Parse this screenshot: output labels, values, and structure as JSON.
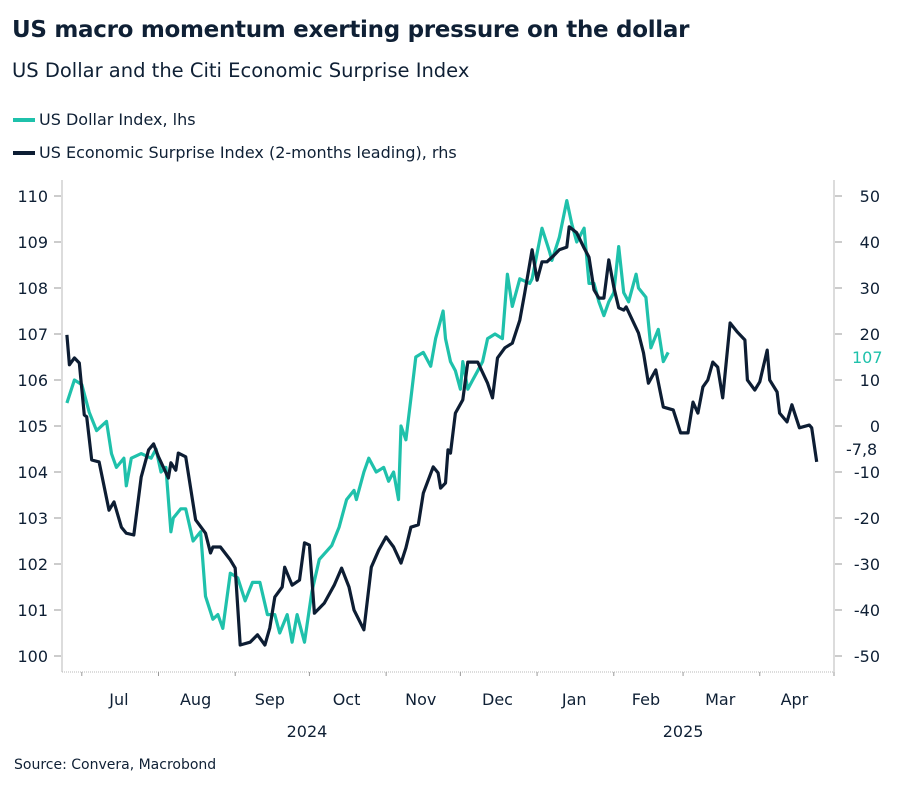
{
  "title": "US macro momentum exerting pressure on the dollar",
  "subtitle": "US Dollar and the Citi Economic Surprise Index",
  "source": "Source: Convera, Macrobond",
  "colors": {
    "dollar": "#1fc1ab",
    "surprise": "#0d1d33",
    "axis": "#b8b8b8"
  },
  "chart_data": {
    "type": "line",
    "title": "US macro momentum exerting pressure on the dollar",
    "subtitle": "US Dollar and the Citi Economic Surprise Index",
    "x_range": [
      "2024-06-23",
      "2025-05-01"
    ],
    "x_ticks": [
      {
        "label": "Jul",
        "date": "2024-07-16"
      },
      {
        "label": "Aug",
        "date": "2024-08-16"
      },
      {
        "label": "Sep",
        "date": "2024-09-15"
      },
      {
        "label": "Oct",
        "date": "2024-10-16"
      },
      {
        "label": "Nov",
        "date": "2024-11-15"
      },
      {
        "label": "Dec",
        "date": "2024-12-16"
      },
      {
        "label": "Jan",
        "date": "2025-01-16"
      },
      {
        "label": "Feb",
        "date": "2025-02-14"
      },
      {
        "label": "Mar",
        "date": "2025-03-16"
      },
      {
        "label": "Apr",
        "date": "2025-04-15"
      }
    ],
    "x_month_boundaries": [
      "2024-07-01",
      "2024-08-01",
      "2024-09-01",
      "2024-10-01",
      "2024-11-01",
      "2024-12-01",
      "2025-01-01",
      "2025-02-01",
      "2025-03-01",
      "2025-04-01",
      "2025-05-01"
    ],
    "year_labels": [
      {
        "label": "2024",
        "date": "2024-09-30"
      },
      {
        "label": "2025",
        "date": "2025-03-01"
      }
    ],
    "y_left": {
      "range": [
        100,
        110
      ],
      "ticks": [
        "100",
        "101",
        "102",
        "103",
        "104",
        "105",
        "106",
        "107",
        "108",
        "109",
        "110"
      ]
    },
    "y_right": {
      "range": [
        -50,
        50
      ],
      "ticks": [
        "-50",
        "-40",
        "-30",
        "-20",
        "-10",
        "0",
        "10",
        "20",
        "30",
        "40",
        "50"
      ]
    },
    "grid": false,
    "legend_placement": "top-left",
    "series": [
      {
        "name": "US Dollar Index, lhs",
        "axis": "left",
        "end_label": "107",
        "points": [
          [
            "2024-06-25",
            105.5
          ],
          [
            "2024-06-28",
            106.0
          ],
          [
            "2024-07-01",
            105.9
          ],
          [
            "2024-07-04",
            105.3
          ],
          [
            "2024-07-07",
            104.9
          ],
          [
            "2024-07-11",
            105.1
          ],
          [
            "2024-07-13",
            104.4
          ],
          [
            "2024-07-15",
            104.1
          ],
          [
            "2024-07-18",
            104.3
          ],
          [
            "2024-07-19",
            103.7
          ],
          [
            "2024-07-21",
            104.3
          ],
          [
            "2024-07-25",
            104.4
          ],
          [
            "2024-07-29",
            104.3
          ],
          [
            "2024-07-31",
            104.5
          ],
          [
            "2024-08-02",
            104.0
          ],
          [
            "2024-08-04",
            104.1
          ],
          [
            "2024-08-06",
            102.7
          ],
          [
            "2024-08-07",
            103.0
          ],
          [
            "2024-08-10",
            103.2
          ],
          [
            "2024-08-12",
            103.2
          ],
          [
            "2024-08-15",
            102.5
          ],
          [
            "2024-08-18",
            102.7
          ],
          [
            "2024-08-20",
            101.3
          ],
          [
            "2024-08-23",
            100.8
          ],
          [
            "2024-08-25",
            100.9
          ],
          [
            "2024-08-27",
            100.6
          ],
          [
            "2024-08-30",
            101.8
          ],
          [
            "2024-09-02",
            101.7
          ],
          [
            "2024-09-05",
            101.2
          ],
          [
            "2024-09-08",
            101.6
          ],
          [
            "2024-09-11",
            101.6
          ],
          [
            "2024-09-14",
            100.9
          ],
          [
            "2024-09-17",
            100.9
          ],
          [
            "2024-09-19",
            100.5
          ],
          [
            "2024-09-22",
            100.9
          ],
          [
            "2024-09-24",
            100.3
          ],
          [
            "2024-09-26",
            100.9
          ],
          [
            "2024-09-29",
            100.3
          ],
          [
            "2024-10-02",
            101.4
          ],
          [
            "2024-10-05",
            102.1
          ],
          [
            "2024-10-10",
            102.4
          ],
          [
            "2024-10-13",
            102.8
          ],
          [
            "2024-10-16",
            103.4
          ],
          [
            "2024-10-19",
            103.6
          ],
          [
            "2024-10-20",
            103.4
          ],
          [
            "2024-10-23",
            104.0
          ],
          [
            "2024-10-25",
            104.3
          ],
          [
            "2024-10-28",
            104.0
          ],
          [
            "2024-10-31",
            104.1
          ],
          [
            "2024-11-02",
            103.8
          ],
          [
            "2024-11-04",
            104.0
          ],
          [
            "2024-11-06",
            103.4
          ],
          [
            "2024-11-07",
            105.0
          ],
          [
            "2024-11-09",
            104.7
          ],
          [
            "2024-11-11",
            105.6
          ],
          [
            "2024-11-13",
            106.5
          ],
          [
            "2024-11-16",
            106.6
          ],
          [
            "2024-11-19",
            106.3
          ],
          [
            "2024-11-21",
            106.9
          ],
          [
            "2024-11-24",
            107.5
          ],
          [
            "2024-11-25",
            106.9
          ],
          [
            "2024-11-27",
            106.4
          ],
          [
            "2024-11-29",
            106.2
          ],
          [
            "2024-12-01",
            105.8
          ],
          [
            "2024-12-02",
            106.4
          ],
          [
            "2024-12-04",
            105.8
          ],
          [
            "2024-12-06",
            106.0
          ],
          [
            "2024-12-08",
            106.2
          ],
          [
            "2024-12-10",
            106.4
          ],
          [
            "2024-12-12",
            106.9
          ],
          [
            "2024-12-15",
            107.0
          ],
          [
            "2024-12-18",
            106.9
          ],
          [
            "2024-12-20",
            108.3
          ],
          [
            "2024-12-22",
            107.6
          ],
          [
            "2024-12-25",
            108.2
          ],
          [
            "2024-12-29",
            108.1
          ],
          [
            "2024-12-30",
            108.2
          ],
          [
            "2025-01-03",
            109.3
          ],
          [
            "2025-01-06",
            108.8
          ],
          [
            "2025-01-07",
            108.6
          ],
          [
            "2025-01-10",
            109.1
          ],
          [
            "2025-01-13",
            109.9
          ],
          [
            "2025-01-15",
            109.4
          ],
          [
            "2025-01-17",
            109.0
          ],
          [
            "2025-01-20",
            109.3
          ],
          [
            "2025-01-22",
            108.1
          ],
          [
            "2025-01-24",
            108.1
          ],
          [
            "2025-01-26",
            107.7
          ],
          [
            "2025-01-28",
            107.4
          ],
          [
            "2025-01-30",
            107.7
          ],
          [
            "2025-02-01",
            107.9
          ],
          [
            "2025-02-03",
            108.9
          ],
          [
            "2025-02-05",
            107.9
          ],
          [
            "2025-02-07",
            107.7
          ],
          [
            "2025-02-10",
            108.3
          ],
          [
            "2025-02-11",
            108.0
          ],
          [
            "2025-02-14",
            107.8
          ],
          [
            "2025-02-16",
            106.7
          ],
          [
            "2025-02-19",
            107.1
          ],
          [
            "2025-02-21",
            106.4
          ],
          [
            "2025-02-23",
            106.6
          ]
        ]
      },
      {
        "name": "US Economic Surprise Index (2-months leading), rhs",
        "axis": "right",
        "end_label": "-7,8",
        "points": [
          [
            "2024-06-25",
            19.8
          ],
          [
            "2024-06-26",
            13.3
          ],
          [
            "2024-06-28",
            14.8
          ],
          [
            "2024-06-30",
            13.7
          ],
          [
            "2024-07-02",
            2.4
          ],
          [
            "2024-07-03",
            2.0
          ],
          [
            "2024-07-05",
            -7.4
          ],
          [
            "2024-07-08",
            -7.8
          ],
          [
            "2024-07-12",
            -18.3
          ],
          [
            "2024-07-14",
            -16.5
          ],
          [
            "2024-07-17",
            -22.0
          ],
          [
            "2024-07-19",
            -23.3
          ],
          [
            "2024-07-22",
            -23.7
          ],
          [
            "2024-07-25",
            -11.1
          ],
          [
            "2024-07-28",
            -5.2
          ],
          [
            "2024-07-30",
            -3.9
          ],
          [
            "2024-08-01",
            -6.7
          ],
          [
            "2024-08-05",
            -11.3
          ],
          [
            "2024-08-06",
            -8.0
          ],
          [
            "2024-08-08",
            -9.6
          ],
          [
            "2024-08-09",
            -5.9
          ],
          [
            "2024-08-12",
            -6.7
          ],
          [
            "2024-08-16",
            -20.4
          ],
          [
            "2024-08-20",
            -23.3
          ],
          [
            "2024-08-22",
            -27.6
          ],
          [
            "2024-08-23",
            -26.3
          ],
          [
            "2024-08-26",
            -26.3
          ],
          [
            "2024-08-30",
            -29.1
          ],
          [
            "2024-09-01",
            -30.9
          ],
          [
            "2024-09-03",
            -47.6
          ],
          [
            "2024-09-07",
            -47.0
          ],
          [
            "2024-09-10",
            -45.4
          ],
          [
            "2024-09-13",
            -47.6
          ],
          [
            "2024-09-15",
            -43.9
          ],
          [
            "2024-09-17",
            -37.2
          ],
          [
            "2024-09-20",
            -35.0
          ],
          [
            "2024-09-21",
            -30.7
          ],
          [
            "2024-09-24",
            -34.6
          ],
          [
            "2024-09-27",
            -33.5
          ],
          [
            "2024-09-29",
            -25.4
          ],
          [
            "2024-10-01",
            -25.9
          ],
          [
            "2024-10-03",
            -40.7
          ],
          [
            "2024-10-07",
            -38.5
          ],
          [
            "2024-10-11",
            -34.6
          ],
          [
            "2024-10-14",
            -30.9
          ],
          [
            "2024-10-17",
            -35.0
          ],
          [
            "2024-10-19",
            -40.0
          ],
          [
            "2024-10-23",
            -44.3
          ],
          [
            "2024-10-26",
            -30.7
          ],
          [
            "2024-10-29",
            -27.0
          ],
          [
            "2024-11-01",
            -24.1
          ],
          [
            "2024-11-04",
            -26.3
          ],
          [
            "2024-11-07",
            -29.8
          ],
          [
            "2024-11-09",
            -26.5
          ],
          [
            "2024-11-11",
            -22.0
          ],
          [
            "2024-11-14",
            -21.5
          ],
          [
            "2024-11-16",
            -14.6
          ],
          [
            "2024-11-20",
            -8.9
          ],
          [
            "2024-11-22",
            -10.2
          ],
          [
            "2024-11-23",
            -13.5
          ],
          [
            "2024-11-25",
            -12.4
          ],
          [
            "2024-11-26",
            -5.2
          ],
          [
            "2024-11-27",
            -5.9
          ],
          [
            "2024-11-29",
            2.8
          ],
          [
            "2024-12-02",
            5.7
          ],
          [
            "2024-12-04",
            13.9
          ],
          [
            "2024-12-08",
            13.9
          ],
          [
            "2024-12-12",
            9.3
          ],
          [
            "2024-12-14",
            6.1
          ],
          [
            "2024-12-16",
            14.8
          ],
          [
            "2024-12-19",
            17.0
          ],
          [
            "2024-12-22",
            18.0
          ],
          [
            "2024-12-25",
            23.0
          ],
          [
            "2024-12-27",
            28.9
          ],
          [
            "2024-12-30",
            38.3
          ],
          [
            "2025-01-01",
            31.7
          ],
          [
            "2025-01-03",
            35.7
          ],
          [
            "2025-01-05",
            35.7
          ],
          [
            "2025-01-08",
            37.2
          ],
          [
            "2025-01-10",
            38.3
          ],
          [
            "2025-01-13",
            38.9
          ],
          [
            "2025-01-14",
            43.3
          ],
          [
            "2025-01-17",
            42.0
          ],
          [
            "2025-01-20",
            38.7
          ],
          [
            "2025-01-22",
            36.7
          ],
          [
            "2025-01-24",
            29.6
          ],
          [
            "2025-01-26",
            27.8
          ],
          [
            "2025-01-28",
            27.8
          ],
          [
            "2025-01-30",
            36.1
          ],
          [
            "2025-02-01",
            30.2
          ],
          [
            "2025-02-03",
            25.7
          ],
          [
            "2025-02-05",
            25.2
          ],
          [
            "2025-02-06",
            25.9
          ],
          [
            "2025-02-11",
            20.2
          ],
          [
            "2025-02-13",
            15.9
          ],
          [
            "2025-02-15",
            9.3
          ],
          [
            "2025-02-18",
            12.2
          ],
          [
            "2025-02-21",
            4.1
          ],
          [
            "2025-02-25",
            3.5
          ],
          [
            "2025-02-28",
            -1.5
          ],
          [
            "2025-03-03",
            -1.5
          ],
          [
            "2025-03-05",
            5.2
          ],
          [
            "2025-03-07",
            2.8
          ],
          [
            "2025-03-09",
            8.5
          ],
          [
            "2025-03-11",
            10.0
          ],
          [
            "2025-03-13",
            13.9
          ],
          [
            "2025-03-15",
            12.8
          ],
          [
            "2025-03-17",
            6.1
          ],
          [
            "2025-03-20",
            22.4
          ],
          [
            "2025-03-23",
            20.4
          ],
          [
            "2025-03-26",
            18.7
          ],
          [
            "2025-03-27",
            10.0
          ],
          [
            "2025-03-30",
            7.8
          ],
          [
            "2025-04-01",
            9.6
          ],
          [
            "2025-04-04",
            16.5
          ],
          [
            "2025-04-05",
            10.0
          ],
          [
            "2025-04-08",
            7.4
          ],
          [
            "2025-04-09",
            2.8
          ],
          [
            "2025-04-12",
            0.9
          ],
          [
            "2025-04-14",
            4.6
          ],
          [
            "2025-04-17",
            -0.4
          ],
          [
            "2025-04-21",
            0.2
          ],
          [
            "2025-04-22",
            -0.4
          ],
          [
            "2025-04-24",
            -7.8
          ]
        ]
      }
    ]
  }
}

•••••

**What the exercise asks:** Return a copy of every line that includes the word "exerting".

**Solution for this problem:**
  "title": "US macro momentum exerting pressure on the dollar",
    "title": "US macro momentum exerting pressure on the dollar",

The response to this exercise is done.